Work instructions |
Under this task are some entries; return every one of them exactly.

The input |

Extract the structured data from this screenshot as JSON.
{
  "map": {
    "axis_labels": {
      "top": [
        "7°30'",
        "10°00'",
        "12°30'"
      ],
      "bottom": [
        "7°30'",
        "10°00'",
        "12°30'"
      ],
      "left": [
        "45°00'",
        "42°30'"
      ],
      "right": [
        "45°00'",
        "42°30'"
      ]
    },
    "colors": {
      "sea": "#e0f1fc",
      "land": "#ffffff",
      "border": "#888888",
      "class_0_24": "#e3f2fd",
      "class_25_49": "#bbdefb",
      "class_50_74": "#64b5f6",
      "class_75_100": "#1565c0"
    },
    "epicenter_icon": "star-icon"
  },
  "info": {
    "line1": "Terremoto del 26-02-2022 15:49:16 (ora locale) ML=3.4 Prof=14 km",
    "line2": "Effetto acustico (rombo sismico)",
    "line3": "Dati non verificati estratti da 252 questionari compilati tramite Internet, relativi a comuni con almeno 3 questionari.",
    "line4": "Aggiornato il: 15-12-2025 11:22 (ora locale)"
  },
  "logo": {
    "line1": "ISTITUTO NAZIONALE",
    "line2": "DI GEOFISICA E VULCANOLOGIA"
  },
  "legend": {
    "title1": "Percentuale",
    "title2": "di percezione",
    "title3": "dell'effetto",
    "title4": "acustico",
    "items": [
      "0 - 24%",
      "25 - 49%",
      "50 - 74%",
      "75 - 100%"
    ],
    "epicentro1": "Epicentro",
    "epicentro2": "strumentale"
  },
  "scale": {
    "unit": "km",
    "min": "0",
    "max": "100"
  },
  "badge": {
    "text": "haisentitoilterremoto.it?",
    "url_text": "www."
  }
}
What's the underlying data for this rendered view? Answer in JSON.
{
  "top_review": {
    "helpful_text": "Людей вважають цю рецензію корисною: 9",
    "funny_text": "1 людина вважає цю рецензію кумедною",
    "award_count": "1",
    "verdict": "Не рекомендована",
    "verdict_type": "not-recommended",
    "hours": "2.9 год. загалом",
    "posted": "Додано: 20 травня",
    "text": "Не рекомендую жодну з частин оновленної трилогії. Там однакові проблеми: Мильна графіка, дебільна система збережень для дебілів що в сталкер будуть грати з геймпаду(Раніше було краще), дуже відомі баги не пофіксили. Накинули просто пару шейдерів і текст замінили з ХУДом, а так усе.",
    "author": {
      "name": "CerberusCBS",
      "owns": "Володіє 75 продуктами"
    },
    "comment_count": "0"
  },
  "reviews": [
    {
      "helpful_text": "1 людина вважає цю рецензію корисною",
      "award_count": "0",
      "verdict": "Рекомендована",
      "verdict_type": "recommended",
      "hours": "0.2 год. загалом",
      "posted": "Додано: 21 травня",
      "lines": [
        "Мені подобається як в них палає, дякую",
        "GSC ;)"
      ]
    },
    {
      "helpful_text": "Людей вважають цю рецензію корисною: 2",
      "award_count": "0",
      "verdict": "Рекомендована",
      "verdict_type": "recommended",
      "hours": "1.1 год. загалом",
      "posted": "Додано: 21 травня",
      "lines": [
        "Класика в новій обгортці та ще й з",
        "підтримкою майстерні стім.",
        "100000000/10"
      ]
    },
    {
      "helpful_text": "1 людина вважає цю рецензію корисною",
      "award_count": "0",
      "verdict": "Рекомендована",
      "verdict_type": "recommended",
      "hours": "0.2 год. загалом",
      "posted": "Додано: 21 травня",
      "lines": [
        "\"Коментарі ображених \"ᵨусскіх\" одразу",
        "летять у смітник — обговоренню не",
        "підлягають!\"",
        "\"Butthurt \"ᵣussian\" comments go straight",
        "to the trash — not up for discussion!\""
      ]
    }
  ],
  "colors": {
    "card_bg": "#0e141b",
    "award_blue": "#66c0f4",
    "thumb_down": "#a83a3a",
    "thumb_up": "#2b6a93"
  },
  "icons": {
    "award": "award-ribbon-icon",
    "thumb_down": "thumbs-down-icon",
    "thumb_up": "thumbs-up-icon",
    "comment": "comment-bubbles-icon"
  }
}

Completed task |
Extract the structured data from this screenshot as JSON.
{
  "map": {
    "axis_labels": {
      "top": [
        "7°30'",
        "10°00'",
        "12°30'"
      ],
      "bottom": [
        "7°30'",
        "10°00'",
        "12°30'"
      ],
      "left": [
        "45°00'",
        "42°30'"
      ],
      "right": [
        "45°00'",
        "42°30'"
      ]
    },
    "colors": {
      "sea": "#e0f1fc",
      "land": "#ffffff",
      "border": "#888888",
      "class_0_24": "#e3f2fd",
      "class_25_49": "#bbdefb",
      "class_50_74": "#64b5f6",
      "class_75_100": "#1565c0"
    },
    "epicenter_icon": "star-icon"
  },
  "info": {
    "line1": "Terremoto del 26-02-2022 15:49:16 (ora locale) ML=3.4 Prof=14 km",
    "line2": "Effetto acustico (rombo sismico)",
    "line3": "Dati non verificati estratti da 252 questionari compilati tramite Internet, relativi a comuni con almeno 3 questionari.",
    "line4": "Aggiornato il: 15-12-2025 11:22 (ora locale)"
  },
  "logo": {
    "line1": "ISTITUTO NAZIONALE",
    "line2": "DI GEOFISICA E VULCANOLOGIA"
  },
  "legend": {
    "title1": "Percentuale",
    "title2": "di percezione",
    "title3": "dell'effetto",
    "title4": "acustico",
    "items": [
      "0 - 24%",
      "25 - 49%",
      "50 - 74%",
      "75 - 100%"
    ],
    "epicentro1": "Epicentro",
    "epicentro2": "strumentale"
  },
  "scale": {
    "unit": "km",
    "min": "0",
    "max": "100"
  },
  "badge": {
    "text": "haisentitoilterremoto.it?",
    "url_text": "www."
  }
}
What's the underlying data for this rendered view? Answer in JSON.
{
  "top_review": {
    "helpful_text": "Людей вважають цю рецензію корисною: 9",
    "funny_text": "1 людина вважає цю рецензію кумедною",
    "award_count": "1",
    "verdict": "Не рекомендована",
    "verdict_type": "not-recommended",
    "hours": "2.9 год. загалом",
    "posted": "Додано: 20 травня",
    "text": "Не рекомендую жодну з частин оновленної трилогії. Там однакові проблеми: Мильна графіка, дебільна система збережень для дебілів що в сталкер будуть грати з геймпаду(Раніше було краще), дуже відомі баги не пофіксили. Накинули просто пару шейдерів і текст замінили з ХУДом, а так усе.",
    "author": {
      "name": "CerberusCBS",
      "owns": "Володіє 75 продуктами"
    },
    "comment_count": "0"
  },
  "reviews": [
    {
      "helpful_text": "1 людина вважає цю рецензію корисною",
      "award_count": "0",
      "verdict": "Рекомендована",
      "verdict_type": "recommended",
      "hours": "0.2 год. загалом",
      "posted": "Додано: 21 травня",
      "lines": [
        "Мені подобається як в них палає, дякую",
        "GSC ;)"
      ]
    },
    {
      "helpful_text": "Людей вважають цю рецензію корисною: 2",
      "award_count": "0",
      "verdict": "Рекомендована",
      "verdict_type": "recommended",
      "hours": "1.1 год. загалом",
      "posted": "Додано: 21 травня",
      "lines": [
        "Класика в новій обгортці та ще й з",
        "підтримкою майстерні стім.",
        "100000000/10"
      ]
    },
    {
      "helpful_text": "1 людина вважає цю рецензію корисною",
      "award_count": "0",
      "verdict": "Рекомендована",
      "verdict_type": "recommended",
      "hours": "0.2 год. загалом",
      "posted": "Додано: 21 травня",
      "lines": [
        "\"Коментарі ображених \"ᵨусскіх\" одразу",
        "летять у смітник — обговоренню не",
        "підлягають!\"",
        "\"Butthurt \"ᵣussian\" comments go straight",
        "to the trash — not up for discussion!\""
      ]
    }
  ],
  "colors": {
    "card_bg": "#0e141b",
    "award_blue": "#66c0f4",
    "thumb_down": "#a83a3a",
    "thumb_up": "#2b6a93"
  },
  "icons": {
    "award": "award-ribbon-icon",
    "thumb_down": "thumbs-down-icon",
    "thumb_up": "thumbs-up-icon",
    "comment": "comment-bubbles-icon"
  }
}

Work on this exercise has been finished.